OBJECTIVE: Copy the data that follows exactly. Include no pictures.
== == ==
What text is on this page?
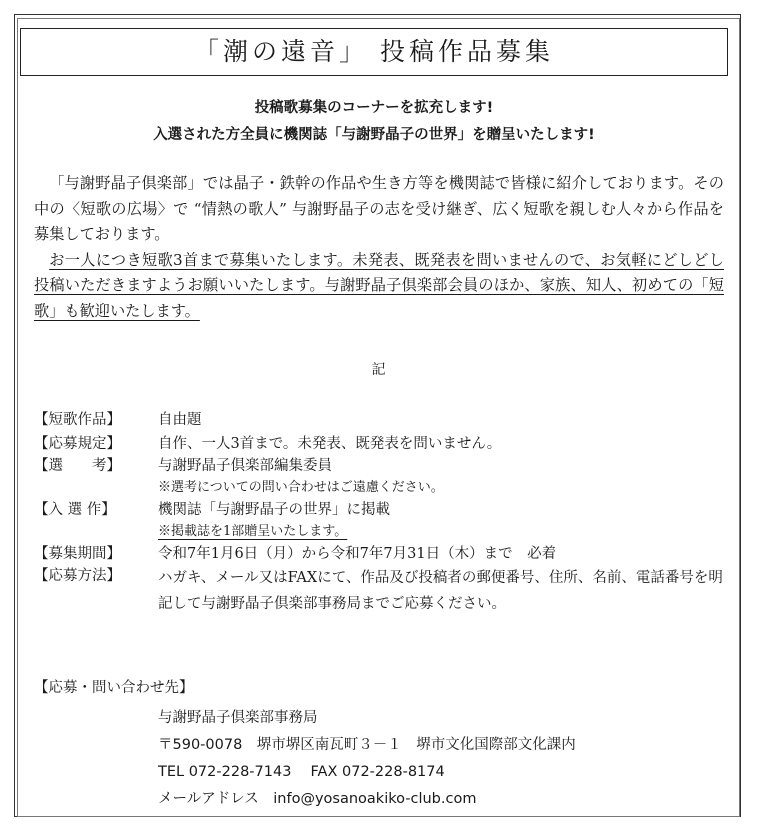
「潮の遠音」 投稿作品募集
投稿歌募集のコーナーを拡充します!
入選された方全員に機関誌「与謝野晶子の世界」を贈呈いたします!

「与謝野晶子倶楽部」では晶子・鉄幹の作品や生き方等を機関誌で皆様に紹介しております。その中の〈短歌の広場〉で “情熱の歌人” 与謝野晶子の志を受け継ぎ、広く短歌を親しむ人々から作品を募集しております。

お一人につき短歌3首まで募集いたします。未発表、既発表を問いませんので、お気軽にどしどし投稿いただきますようお願いいたします。与謝野晶子倶楽部会員のほか、家族、知人、初めての「短歌」も歓迎いたします。

記
【短歌作品】	自由題
【応募規定】	自作、一人3首まで。未発表、既発表を問いません。
【選　　考】	与謝野晶子倶楽部編集委員
※選考についての問い合わせはご遠慮ください。
【入 選 作】	機関誌「与謝野晶子の世界」に掲載
※掲載誌を1部贈呈いたします。
【募集期間】	令和7年1月6日（月）から令和7年7月31日（木）まで　必着
【応募方法】	ハガキ、メール又はFAXにて、作品及び投稿者の郵便番号、住所、名前、電話番号を明記して与謝野晶子倶楽部事務局までご応募ください。
【応募・問い合わせ先】
与謝野晶子倶楽部事務局
〒590-0078　堺市堺区南瓦町３－１　堺市文化国際部文化課内
TEL 072-228-7143　 FAX 072-228-8174
メールアドレス　info@yosanoakiko-club.com
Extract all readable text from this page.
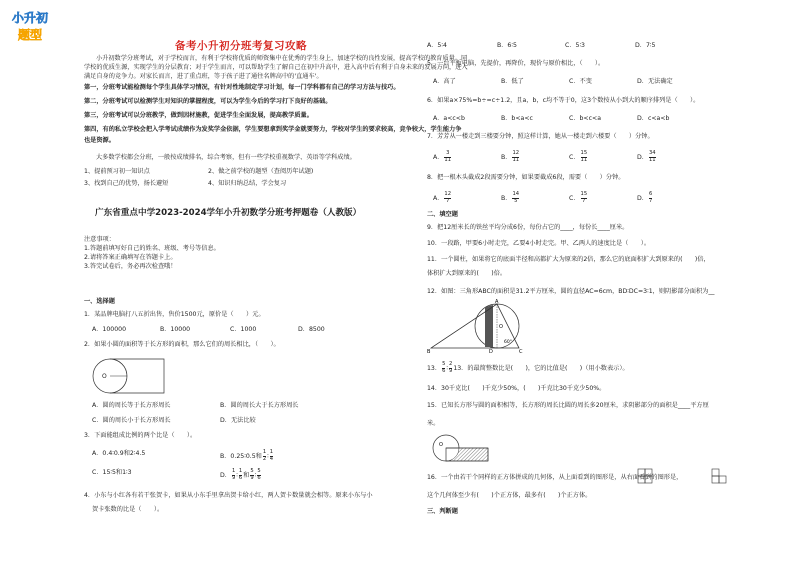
小升初
题型
备考小升初分班考复习攻略
小升初数学分班考试，对于学校而言，有利于学校将优质的师资集中在优秀的学生身上，加速学校的良性发展，提高学校的教育质量。同
学校的优质生源，实现学生的分层教育；对于学生而言，可以帮助学生了解自己在初中升高中，进入高中后有利于自身未来的发展方向，进入
满足自身的竞争力。对家长而言，进了重点班，等于孩子进了通往名牌高中的'直通车'。
第一，分班考试能检测每个学生具体学习情况，有针对性地制定学习计划，每一门学科都有自己的学习方法与技巧。
第二，分班考试可以检测学生对知识的掌握程度，可以为学生今后的学习打下良好的基础。
第三，分班考试可以分班教学，做到因材施教，促进学生全面发展，提高教学质量。
第四，有的私立学校会把入学考试成绩作为发奖学金依据，学生要想拿到奖学金就要努力，学校对学生的要求较高，竞争较大，学生能力争
也是资源。
大多数学校都会分班，一般按成绩排名，综合考察，但有一些学校重视数学、英语等学科成绩。
1、提前预习初一知识点	2、做之前学校的题型（查阅历年试题)
3、找到自己的优势，扬长避短	4、知识归纳总结，学会复习
广东省重点中学2023-2024学年小升初数学分班考押题卷（人教版）
注意事项：
1.答题前填写好自己的姓名、班级、考号等信息。
2.请将答案正确填写在答题卡上。
3.答完试卷后，务必再次检查哦！
一、选择题
1．某品牌电脑打八五折出售，售价1500元，原价是（　　）元。
A．100000	B．10000	C．1000	D．8500
2．如果小圆的面积等于长方形的面积，那么它们的周长相比，（　　）。
O
A．圆的周长等于长方形周长	B．圆的周长大于长方形周长
C．圆的周长小于长方形周长	D．无法比较
3．下面能组成比例的两个比是（　　）。
A．0.4∶0.9和2∶4.5	B．0.25∶0.5和 $\frac{1}{2}$ ∶ $\frac{1}{4}$
C．15∶5和1∶3	D． $\frac{1}{9}$ ∶ $\frac{1}{6}$ 和 $\frac{5}{9}$ ∶ $\frac{5}{6}$
4．小东与小红各有若干张贺卡，如果从小东手里拿出贺卡给小红，两人贺卡数量就会相等。原来小东与小
贺卡张数的比是（　　）。
A．5∶4	B．6∶5	C．5∶3	D．7∶5
5．一台平板电脑，先提价，再降价，现价与原价相比，（　　）。
A．高了	B．低了	C．不变	D．无法确定
6．如果a×75%=b÷=c÷1.2，且a，b，c均不等于0，这3个数按从小到大的顺序排列是（　　）。
A．a<c<b	B．b<a<c	C．b<c<a	D．c<a<b
7．芳芳从一楼走到三楼要分钟，照这样计算，她从一楼走到六楼要（　　）分钟。
A． $\frac{3}{11}$	B． $\frac{12}{11}$	C． $\frac{15}{11}$	D． $\frac{34}{11}$
8．把一根木头截成2段需要分钟，如果要截成6段，需要（　　）分钟。
A． $\frac{12}{7}$	B． $\frac{14}{5}$	C． $\frac{15}{7}$	D． $\frac{6}{7}$
二、填空题
9．把12厘米长的铁丝平均分成6份，每份占它的____，每份长____厘米。
10．一段路，甲要6小时走完，乙要4小时走完。甲、乙两人的速度比是（　　）。
11．一个圆柱，如果将它的底面半径和高都扩大为原来的2倍，那么它的底面积扩大到原来的(　　)倍，
体积扩大到原来的(　　)倍。
12．如图：三角形ABC的面积是31.2平方厘米，圆的直径AC=6cm，BD∶DC=3∶1，则阴影部分面积为__
B	D	C
A
O
60°
13． $\frac{5}{6}$ ∶ $\frac{2}{9} 13$．的最简整数比是(　　)，它的比值是(　　)（用小数表示）。
14．30千克比(　　)千克少50%，(　　)千克比30千克少50%。
15．已知长方形与圆的面积相等，长方形的周长比圆的周长多20厘米，求阴影部分的面积是____平方厘
米。
O
16．一个由若干个同样的正方体拼成的几何体，从上面看到的图形是，从右面看到的图形是，
这个几何体至少有(　　)个正方体，最多有(　　)个正方体。
三、判断题
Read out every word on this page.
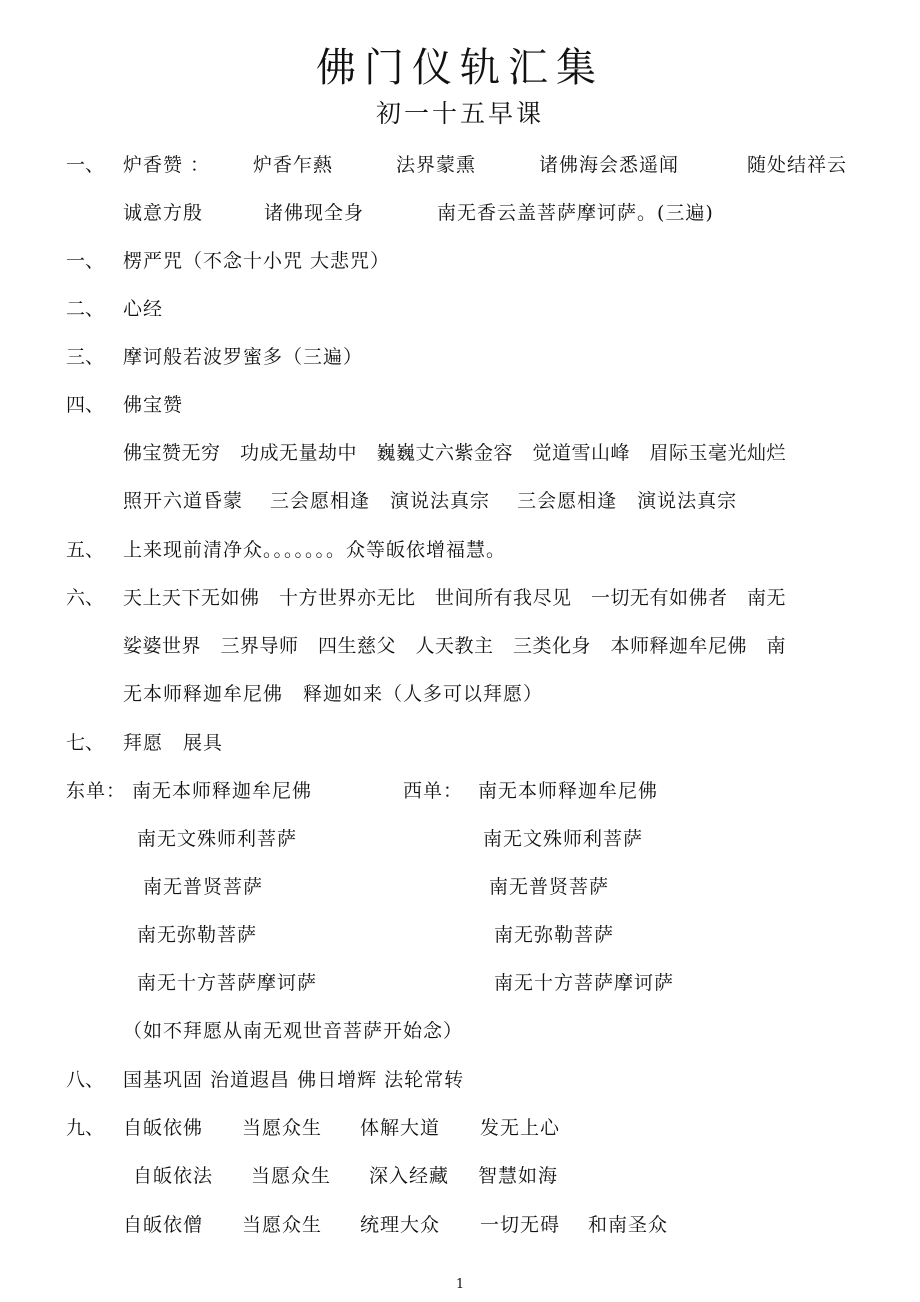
佛门仪轨汇集
初一十五早课
一、 炉香赞 ： 炉香乍爇	法界蒙熏	诸佛海会悉遥闻	随处结祥云
诚意方殷	诸佛现全身	南无香云盖菩萨摩诃萨。(三遍)
一、 楞严咒（不念十小咒 大悲咒）
二、 心经
三、 摩诃般若波罗蜜多（三遍）
四、 佛宝赞
佛宝赞无穷　功成无量劫中　巍巍丈六紫金容　觉道雪山峰　眉际玉毫光灿烂
照开六道昏蒙　 三会愿相逢　演说法真宗　 三会愿相逢　演说法真宗
五、 上来现前清净众。。。。。。。众等皈依增福慧。
六、 天上天下无如佛　十方世界亦无比　世间所有我尽见　一切无有如佛者　南无
娑婆世界　三界导师　四生慈父　人天教主　三类化身　本师释迦牟尼佛　南
无本师释迦牟尼佛　释迦如来（人多可以拜愿）
七、 拜愿　展具
东单： 南无本师释迦牟尼佛	西单： 南无本师释迦牟尼佛
南无文殊师利菩萨	南无文殊师利菩萨
南无普贤菩萨	南无普贤菩萨
南无弥勒菩萨	南无弥勒菩萨
南无十方菩萨摩诃萨	南无十方菩萨摩诃萨
（如不拜愿从南无观世音菩萨开始念）
八、 国基巩固 治道遐昌 佛日增辉 法轮常转
九、 自皈依佛 当愿众生 体解大道 发无上心
自皈依法 当愿众生 深入经藏 智慧如海
自皈依僧 当愿众生 统理大众 一切无碍 和南圣众
1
== == ==
FULL ANSWER:
What text is on this page?
「潮の遠音」 投稿作品募集
投稿歌募集のコーナーを拡充します!
入選された方全員に機関誌「与謝野晶子の世界」を贈呈いたします!

「与謝野晶子倶楽部」では晶子・鉄幹の作品や生き方等を機関誌で皆様に紹介しております。その中の〈短歌の広場〉で “情熱の歌人” 与謝野晶子の志を受け継ぎ、広く短歌を親しむ人々から作品を募集しております。

お一人につき短歌3首まで募集いたします。未発表、既発表を問いませんので、お気軽にどしどし投稿いただきますようお願いいたします。与謝野晶子倶楽部会員のほか、家族、知人、初めての「短歌」も歓迎いたします。

記
【短歌作品】	自由題
【応募規定】	自作、一人3首まで。未発表、既発表を問いません。
【選　　考】	与謝野晶子倶楽部編集委員
※選考についての問い合わせはご遠慮ください。
【入 選 作】	機関誌「与謝野晶子の世界」に掲載
※掲載誌を1部贈呈いたします。
【募集期間】	令和7年1月6日（月）から令和7年7月31日（木）まで　必着
【応募方法】	ハガキ、メール又はFAXにて、作品及び投稿者の郵便番号、住所、名前、電話番号を明記して与謝野晶子倶楽部事務局までご応募ください。
【応募・問い合わせ先】
与謝野晶子倶楽部事務局
〒590-0078　堺市堺区南瓦町３－１　堺市文化国際部文化課内
TEL 072-228-7143　 FAX 072-228-8174
メールアドレス　info@yosanoakiko-club.com
Extract all readable text from this page.
小升初
题型
备考小升初分班考复习攻略
小升初数学分班考试，对于学校而言，有利于学校将优质的师资集中在优秀的学生身上，加速学校的良性发展，提高学校的教育质量。同
学校的优质生源，实现学生的分层教育；对于学生而言，可以帮助学生了解自己在初中升高中，进入高中后有利于自身未来的发展方向，进入
满足自身的竞争力。对家长而言，进了重点班，等于孩子进了通往名牌高中的'直通车'。
第一，分班考试能检测每个学生具体学习情况，有针对性地制定学习计划，每一门学科都有自己的学习方法与技巧。
第二，分班考试可以检测学生对知识的掌握程度，可以为学生今后的学习打下良好的基础。
第三，分班考试可以分班教学，做到因材施教，促进学生全面发展，提高教学质量。
第四，有的私立学校会把入学考试成绩作为发奖学金依据，学生要想拿到奖学金就要努力，学校对学生的要求较高，竞争较大，学生能力争
也是资源。
大多数学校都会分班，一般按成绩排名，综合考察，但有一些学校重视数学、英语等学科成绩。
1、提前预习初一知识点	2、做之前学校的题型（查阅历年试题)
3、找到自己的优势，扬长避短	4、知识归纳总结，学会复习
广东省重点中学2023-2024学年小升初数学分班考押题卷（人教版）
注意事项：
1.答题前填写好自己的姓名、班级、考号等信息。
2.请将答案正确填写在答题卡上。
3.答完试卷后，务必再次检查哦！
一、选择题
1．某品牌电脑打八五折出售，售价1500元，原价是（　　）元。
A．100000	B．10000	C．1000	D．8500
2．如果小圆的面积等于长方形的面积，那么它们的周长相比，（　　）。
O
A．圆的周长等于长方形周长	B．圆的周长大于长方形周长
C．圆的周长小于长方形周长	D．无法比较
3．下面能组成比例的两个比是（　　）。
A．0.4∶0.9和2∶4.5	B．0.25∶0.5和 $\frac{1}{2}$ ∶ $\frac{1}{4}$
C．15∶5和1∶3	D． $\frac{1}{9}$ ∶ $\frac{1}{6}$ 和 $\frac{5}{9}$ ∶ $\frac{5}{6}$
4．小东与小红各有若干张贺卡，如果从小东手里拿出贺卡给小红，两人贺卡数量就会相等。原来小东与小
贺卡张数的比是（　　）。
A．5∶4	B．6∶5	C．5∶3	D．7∶5
5．一台平板电脑，先提价，再降价，现价与原价相比，（　　）。
A．高了	B．低了	C．不变	D．无法确定
6．如果a×75%=b÷=c÷1.2，且a，b，c均不等于0，这3个数按从小到大的顺序排列是（　　）。
A．a<c<b	B．b<a<c	C．b<c<a	D．c<a<b
7．芳芳从一楼走到三楼要分钟，照这样计算，她从一楼走到六楼要（　　）分钟。
A． $\frac{3}{11}$	B． $\frac{12}{11}$	C． $\frac{15}{11}$	D． $\frac{34}{11}$
8．把一根木头截成2段需要分钟，如果要截成6段，需要（　　）分钟。
A． $\frac{12}{7}$	B． $\frac{14}{5}$	C． $\frac{15}{7}$	D． $\frac{6}{7}$
二、填空题
9．把12厘米长的铁丝平均分成6份，每份占它的____，每份长____厘米。
10．一段路，甲要6小时走完，乙要4小时走完。甲、乙两人的速度比是（　　）。
11．一个圆柱，如果将它的底面半径和高都扩大为原来的2倍，那么它的底面积扩大到原来的(　　)倍，
体积扩大到原来的(　　)倍。
12．如图：三角形ABC的面积是31.2平方厘米，圆的直径AC=6cm，BD∶DC=3∶1，则阴影部分面积为__
B	D	C
A
O
60°
13． $\frac{5}{6}$ ∶ $\frac{2}{9} 13$．的最简整数比是(　　)，它的比值是(　　)（用小数表示）。
14．30千克比(　　)千克少50%，(　　)千克比30千克少50%。
15．已知长方形与圆的面积相等，长方形的周长比圆的周长多20厘米，求阴影部分的面积是____平方厘
米。
O
16．一个由若干个同样的正方体拼成的几何体，从上面看到的图形是，从右面看到的图形是，
这个几何体至少有(　　)个正方体，最多有(　　)个正方体。
三、判断题
Read out every word on this page.
佛门仪轨汇集
初一十五早课
一、 炉香赞 ： 炉香乍爇	法界蒙熏	诸佛海会悉遥闻	随处结祥云
诚意方殷	诸佛现全身	南无香云盖菩萨摩诃萨。(三遍)
一、 楞严咒（不念十小咒 大悲咒）
二、 心经
三、 摩诃般若波罗蜜多（三遍）
四、 佛宝赞
佛宝赞无穷　功成无量劫中　巍巍丈六紫金容　觉道雪山峰　眉际玉毫光灿烂
照开六道昏蒙　 三会愿相逢　演说法真宗　 三会愿相逢　演说法真宗
五、 上来现前清净众。。。。。。。众等皈依增福慧。
六、 天上天下无如佛　十方世界亦无比　世间所有我尽见　一切无有如佛者　南无
娑婆世界　三界导师　四生慈父　人天教主　三类化身　本师释迦牟尼佛　南
无本师释迦牟尼佛　释迦如来（人多可以拜愿）
七、 拜愿　展具
东单： 南无本师释迦牟尼佛	西单： 南无本师释迦牟尼佛
南无文殊师利菩萨	南无文殊师利菩萨
南无普贤菩萨	南无普贤菩萨
南无弥勒菩萨	南无弥勒菩萨
南无十方菩萨摩诃萨	南无十方菩萨摩诃萨
（如不拜愿从南无观世音菩萨开始念）
八、 国基巩固 治道遐昌 佛日增辉 法轮常转
九、 自皈依佛 当愿众生 体解大道 发无上心
自皈依法 当愿众生 深入经藏 智慧如海
自皈依僧 当愿众生 统理大众 一切无碍 和南圣众
1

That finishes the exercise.